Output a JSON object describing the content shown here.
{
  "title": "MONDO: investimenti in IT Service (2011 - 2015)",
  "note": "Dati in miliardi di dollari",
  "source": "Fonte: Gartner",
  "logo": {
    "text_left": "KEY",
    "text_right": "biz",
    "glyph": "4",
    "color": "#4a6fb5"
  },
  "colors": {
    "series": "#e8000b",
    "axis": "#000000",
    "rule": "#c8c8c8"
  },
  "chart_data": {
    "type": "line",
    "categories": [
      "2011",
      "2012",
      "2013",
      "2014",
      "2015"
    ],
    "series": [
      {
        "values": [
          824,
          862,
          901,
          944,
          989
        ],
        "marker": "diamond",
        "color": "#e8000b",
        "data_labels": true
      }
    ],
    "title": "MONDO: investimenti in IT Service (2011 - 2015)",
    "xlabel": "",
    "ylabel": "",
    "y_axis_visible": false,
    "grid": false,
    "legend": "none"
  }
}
------------------------------------
The problem ::
Give the complete listing a second time, exactly as it reads.

Answer to the task ::
Output a JSON object describing the content shown here.
{
  "title": "MONDO: investimenti in IT Service (2011 - 2015)",
  "note": "Dati in miliardi di dollari",
  "source": "Fonte: Gartner",
  "logo": {
    "text_left": "KEY",
    "text_right": "biz",
    "glyph": "4",
    "color": "#4a6fb5"
  },
  "colors": {
    "series": "#e8000b",
    "axis": "#000000",
    "rule": "#c8c8c8"
  },
  "chart_data": {
    "type": "line",
    "categories": [
      "2011",
      "2012",
      "2013",
      "2014",
      "2015"
    ],
    "series": [
      {
        "values": [
          824,
          862,
          901,
          944,
          989
        ],
        "marker": "diamond",
        "color": "#e8000b",
        "data_labels": true
      }
    ],
    "title": "MONDO: investimenti in IT Service (2011 - 2015)",
    "xlabel": "",
    "ylabel": "",
    "y_axis_visible": false,
    "grid": false,
    "legend": "none"
  }
}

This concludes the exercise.